(Figure dataset records)

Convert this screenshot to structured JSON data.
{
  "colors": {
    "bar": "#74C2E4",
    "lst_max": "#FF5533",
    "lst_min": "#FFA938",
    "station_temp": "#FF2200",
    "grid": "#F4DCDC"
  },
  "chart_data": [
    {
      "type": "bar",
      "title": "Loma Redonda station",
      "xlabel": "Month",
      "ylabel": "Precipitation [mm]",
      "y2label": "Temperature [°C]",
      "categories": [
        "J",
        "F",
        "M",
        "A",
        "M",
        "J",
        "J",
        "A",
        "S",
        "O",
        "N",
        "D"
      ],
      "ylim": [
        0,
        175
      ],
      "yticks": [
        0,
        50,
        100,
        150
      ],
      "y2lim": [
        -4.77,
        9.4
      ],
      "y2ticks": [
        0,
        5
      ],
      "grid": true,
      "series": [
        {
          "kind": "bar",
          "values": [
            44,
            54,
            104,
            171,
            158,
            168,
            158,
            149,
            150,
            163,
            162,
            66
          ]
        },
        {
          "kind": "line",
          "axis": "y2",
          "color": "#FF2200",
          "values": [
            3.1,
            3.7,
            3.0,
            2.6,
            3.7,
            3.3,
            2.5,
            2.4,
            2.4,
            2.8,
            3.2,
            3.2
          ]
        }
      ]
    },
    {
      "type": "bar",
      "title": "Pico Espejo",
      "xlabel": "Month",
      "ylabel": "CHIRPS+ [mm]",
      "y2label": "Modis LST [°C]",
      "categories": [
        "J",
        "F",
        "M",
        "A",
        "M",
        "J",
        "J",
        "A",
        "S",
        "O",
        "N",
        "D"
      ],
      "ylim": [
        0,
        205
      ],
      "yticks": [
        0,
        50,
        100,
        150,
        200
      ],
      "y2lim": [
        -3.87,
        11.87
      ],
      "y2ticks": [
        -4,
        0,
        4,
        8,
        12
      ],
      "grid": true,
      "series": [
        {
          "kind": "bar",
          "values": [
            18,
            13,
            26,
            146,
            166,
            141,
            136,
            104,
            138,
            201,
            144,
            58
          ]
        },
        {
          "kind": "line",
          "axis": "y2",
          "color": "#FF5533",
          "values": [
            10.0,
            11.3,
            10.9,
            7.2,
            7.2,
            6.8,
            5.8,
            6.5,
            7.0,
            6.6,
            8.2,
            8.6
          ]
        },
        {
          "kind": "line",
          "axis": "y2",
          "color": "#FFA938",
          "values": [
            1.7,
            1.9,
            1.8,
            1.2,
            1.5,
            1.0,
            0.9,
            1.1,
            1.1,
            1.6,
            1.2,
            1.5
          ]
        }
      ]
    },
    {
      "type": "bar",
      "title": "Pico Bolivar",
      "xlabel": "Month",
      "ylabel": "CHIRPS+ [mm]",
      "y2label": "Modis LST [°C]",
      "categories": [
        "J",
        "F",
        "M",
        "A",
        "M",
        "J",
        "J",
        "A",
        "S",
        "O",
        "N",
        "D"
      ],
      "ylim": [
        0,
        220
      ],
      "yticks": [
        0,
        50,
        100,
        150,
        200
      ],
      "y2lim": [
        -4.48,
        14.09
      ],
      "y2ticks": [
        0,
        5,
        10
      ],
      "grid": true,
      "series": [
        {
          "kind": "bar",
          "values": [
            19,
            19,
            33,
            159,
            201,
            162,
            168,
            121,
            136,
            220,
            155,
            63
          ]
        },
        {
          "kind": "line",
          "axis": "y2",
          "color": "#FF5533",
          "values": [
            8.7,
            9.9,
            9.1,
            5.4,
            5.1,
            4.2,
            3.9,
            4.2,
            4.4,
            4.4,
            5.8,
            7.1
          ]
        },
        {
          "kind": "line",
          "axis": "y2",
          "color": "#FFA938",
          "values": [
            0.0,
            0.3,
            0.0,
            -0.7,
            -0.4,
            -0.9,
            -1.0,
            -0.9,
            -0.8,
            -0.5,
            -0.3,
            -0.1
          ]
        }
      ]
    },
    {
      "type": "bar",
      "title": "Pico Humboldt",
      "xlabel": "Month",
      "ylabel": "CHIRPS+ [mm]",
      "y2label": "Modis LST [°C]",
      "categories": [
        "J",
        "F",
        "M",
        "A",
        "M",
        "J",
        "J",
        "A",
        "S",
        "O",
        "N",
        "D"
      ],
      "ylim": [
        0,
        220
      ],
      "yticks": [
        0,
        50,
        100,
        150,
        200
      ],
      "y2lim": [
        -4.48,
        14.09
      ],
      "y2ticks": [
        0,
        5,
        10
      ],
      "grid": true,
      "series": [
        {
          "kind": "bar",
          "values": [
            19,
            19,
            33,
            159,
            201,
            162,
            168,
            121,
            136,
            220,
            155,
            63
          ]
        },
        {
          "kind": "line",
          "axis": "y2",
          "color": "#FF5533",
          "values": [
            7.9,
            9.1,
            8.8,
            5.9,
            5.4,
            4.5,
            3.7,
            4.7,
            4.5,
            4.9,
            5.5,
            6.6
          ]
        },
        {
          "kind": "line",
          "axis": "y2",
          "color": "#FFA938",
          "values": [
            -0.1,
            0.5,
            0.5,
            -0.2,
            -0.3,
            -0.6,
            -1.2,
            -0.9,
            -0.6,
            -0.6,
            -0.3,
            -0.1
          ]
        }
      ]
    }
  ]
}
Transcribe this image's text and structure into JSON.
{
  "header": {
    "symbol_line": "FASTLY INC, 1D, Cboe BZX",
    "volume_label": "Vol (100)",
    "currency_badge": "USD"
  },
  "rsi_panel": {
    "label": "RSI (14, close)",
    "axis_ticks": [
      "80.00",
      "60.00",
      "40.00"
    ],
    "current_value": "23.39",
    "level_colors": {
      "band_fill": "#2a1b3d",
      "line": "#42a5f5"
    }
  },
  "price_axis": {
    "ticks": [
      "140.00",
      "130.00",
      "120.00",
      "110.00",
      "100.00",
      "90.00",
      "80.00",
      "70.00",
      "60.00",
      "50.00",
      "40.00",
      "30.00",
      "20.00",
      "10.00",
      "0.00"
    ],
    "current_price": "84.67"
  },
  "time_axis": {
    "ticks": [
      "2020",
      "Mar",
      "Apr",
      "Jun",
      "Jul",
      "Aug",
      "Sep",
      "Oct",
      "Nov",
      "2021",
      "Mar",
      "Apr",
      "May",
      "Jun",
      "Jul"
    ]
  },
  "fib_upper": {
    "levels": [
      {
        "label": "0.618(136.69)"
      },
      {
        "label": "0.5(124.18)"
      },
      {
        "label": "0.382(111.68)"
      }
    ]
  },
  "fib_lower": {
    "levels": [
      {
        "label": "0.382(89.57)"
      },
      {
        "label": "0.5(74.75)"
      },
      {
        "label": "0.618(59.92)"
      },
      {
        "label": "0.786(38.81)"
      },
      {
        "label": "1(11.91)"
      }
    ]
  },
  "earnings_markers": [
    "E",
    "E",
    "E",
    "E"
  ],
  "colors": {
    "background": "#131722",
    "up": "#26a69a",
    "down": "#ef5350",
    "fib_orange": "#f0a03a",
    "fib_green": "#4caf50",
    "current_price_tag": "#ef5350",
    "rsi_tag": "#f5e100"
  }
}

§ **Written request**:
Repeat each record exactly, leaving nothing out.

§ **Written response**:
Convert this screenshot to structured JSON data.
{
  "colors": {
    "bar": "#74C2E4",
    "lst_max": "#FF5533",
    "lst_min": "#FFA938",
    "station_temp": "#FF2200",
    "grid": "#F4DCDC"
  },
  "chart_data": [
    {
      "type": "bar",
      "title": "Loma Redonda station",
      "xlabel": "Month",
      "ylabel": "Precipitation [mm]",
      "y2label": "Temperature [°C]",
      "categories": [
        "J",
        "F",
        "M",
        "A",
        "M",
        "J",
        "J",
        "A",
        "S",
        "O",
        "N",
        "D"
      ],
      "ylim": [
        0,
        175
      ],
      "yticks": [
        0,
        50,
        100,
        150
      ],
      "y2lim": [
        -4.77,
        9.4
      ],
      "y2ticks": [
        0,
        5
      ],
      "grid": true,
      "series": [
        {
          "kind": "bar",
          "values": [
            44,
            54,
            104,
            171,
            158,
            168,
            158,
            149,
            150,
            163,
            162,
            66
          ]
        },
        {
          "kind": "line",
          "axis": "y2",
          "color": "#FF2200",
          "values": [
            3.1,
            3.7,
            3.0,
            2.6,
            3.7,
            3.3,
            2.5,
            2.4,
            2.4,
            2.8,
            3.2,
            3.2
          ]
        }
      ]
    },
    {
      "type": "bar",
      "title": "Pico Espejo",
      "xlabel": "Month",
      "ylabel": "CHIRPS+ [mm]",
      "y2label": "Modis LST [°C]",
      "categories": [
        "J",
        "F",
        "M",
        "A",
        "M",
        "J",
        "J",
        "A",
        "S",
        "O",
        "N",
        "D"
      ],
      "ylim": [
        0,
        205
      ],
      "yticks": [
        0,
        50,
        100,
        150,
        200
      ],
      "y2lim": [
        -3.87,
        11.87
      ],
      "y2ticks": [
        -4,
        0,
        4,
        8,
        12
      ],
      "grid": true,
      "series": [
        {
          "kind": "bar",
          "values": [
            18,
            13,
            26,
            146,
            166,
            141,
            136,
            104,
            138,
            201,
            144,
            58
          ]
        },
        {
          "kind": "line",
          "axis": "y2",
          "color": "#FF5533",
          "values": [
            10.0,
            11.3,
            10.9,
            7.2,
            7.2,
            6.8,
            5.8,
            6.5,
            7.0,
            6.6,
            8.2,
            8.6
          ]
        },
        {
          "kind": "line",
          "axis": "y2",
          "color": "#FFA938",
          "values": [
            1.7,
            1.9,
            1.8,
            1.2,
            1.5,
            1.0,
            0.9,
            1.1,
            1.1,
            1.6,
            1.2,
            1.5
          ]
        }
      ]
    },
    {
      "type": "bar",
      "title": "Pico Bolivar",
      "xlabel": "Month",
      "ylabel": "CHIRPS+ [mm]",
      "y2label": "Modis LST [°C]",
      "categories": [
        "J",
        "F",
        "M",
        "A",
        "M",
        "J",
        "J",
        "A",
        "S",
        "O",
        "N",
        "D"
      ],
      "ylim": [
        0,
        220
      ],
      "yticks": [
        0,
        50,
        100,
        150,
        200
      ],
      "y2lim": [
        -4.48,
        14.09
      ],
      "y2ticks": [
        0,
        5,
        10
      ],
      "grid": true,
      "series": [
        {
          "kind": "bar",
          "values": [
            19,
            19,
            33,
            159,
            201,
            162,
            168,
            121,
            136,
            220,
            155,
            63
          ]
        },
        {
          "kind": "line",
          "axis": "y2",
          "color": "#FF5533",
          "values": [
            8.7,
            9.9,
            9.1,
            5.4,
            5.1,
            4.2,
            3.9,
            4.2,
            4.4,
            4.4,
            5.8,
            7.1
          ]
        },
        {
          "kind": "line",
          "axis": "y2",
          "color": "#FFA938",
          "values": [
            0.0,
            0.3,
            0.0,
            -0.7,
            -0.4,
            -0.9,
            -1.0,
            -0.9,
            -0.8,
            -0.5,
            -0.3,
            -0.1
          ]
        }
      ]
    },
    {
      "type": "bar",
      "title": "Pico Humboldt",
      "xlabel": "Month",
      "ylabel": "CHIRPS+ [mm]",
      "y2label": "Modis LST [°C]",
      "categories": [
        "J",
        "F",
        "M",
        "A",
        "M",
        "J",
        "J",
        "A",
        "S",
        "O",
        "N",
        "D"
      ],
      "ylim": [
        0,
        220
      ],
      "yticks": [
        0,
        50,
        100,
        150,
        200
      ],
      "y2lim": [
        -4.48,
        14.09
      ],
      "y2ticks": [
        0,
        5,
        10
      ],
      "grid": true,
      "series": [
        {
          "kind": "bar",
          "values": [
            19,
            19,
            33,
            159,
            201,
            162,
            168,
            121,
            136,
            220,
            155,
            63
          ]
        },
        {
          "kind": "line",
          "axis": "y2",
          "color": "#FF5533",
          "values": [
            7.9,
            9.1,
            8.8,
            5.9,
            5.4,
            4.5,
            3.7,
            4.7,
            4.5,
            4.9,
            5.5,
            6.6
          ]
        },
        {
          "kind": "line",
          "axis": "y2",
          "color": "#FFA938",
          "values": [
            -0.1,
            0.5,
            0.5,
            -0.2,
            -0.3,
            -0.6,
            -1.2,
            -0.9,
            -0.6,
            -0.6,
            -0.3,
            -0.1
          ]
        }
      ]
    }
  ]
}
Transcribe this image's text and structure into JSON.
{
  "header": {
    "symbol_line": "FASTLY INC, 1D, Cboe BZX",
    "volume_label": "Vol (100)",
    "currency_badge": "USD"
  },
  "rsi_panel": {
    "label": "RSI (14, close)",
    "axis_ticks": [
      "80.00",
      "60.00",
      "40.00"
    ],
    "current_value": "23.39",
    "level_colors": {
      "band_fill": "#2a1b3d",
      "line": "#42a5f5"
    }
  },
  "price_axis": {
    "ticks": [
      "140.00",
      "130.00",
      "120.00",
      "110.00",
      "100.00",
      "90.00",
      "80.00",
      "70.00",
      "60.00",
      "50.00",
      "40.00",
      "30.00",
      "20.00",
      "10.00",
      "0.00"
    ],
    "current_price": "84.67"
  },
  "time_axis": {
    "ticks": [
      "2020",
      "Mar",
      "Apr",
      "Jun",
      "Jul",
      "Aug",
      "Sep",
      "Oct",
      "Nov",
      "2021",
      "Mar",
      "Apr",
      "May",
      "Jun",
      "Jul"
    ]
  },
  "fib_upper": {
    "levels": [
      {
        "label": "0.618(136.69)"
      },
      {
        "label": "0.5(124.18)"
      },
      {
        "label": "0.382(111.68)"
      }
    ]
  },
  "fib_lower": {
    "levels": [
      {
        "label": "0.382(89.57)"
      },
      {
        "label": "0.5(74.75)"
      },
      {
        "label": "0.618(59.92)"
      },
      {
        "label": "0.786(38.81)"
      },
      {
        "label": "1(11.91)"
      }
    ]
  },
  "earnings_markers": [
    "E",
    "E",
    "E",
    "E"
  ],
  "colors": {
    "background": "#131722",
    "up": "#26a69a",
    "down": "#ef5350",
    "fib_orange": "#f0a03a",
    "fib_green": "#4caf50",
    "current_price_tag": "#ef5350",
    "rsi_tag": "#f5e100"
  }
}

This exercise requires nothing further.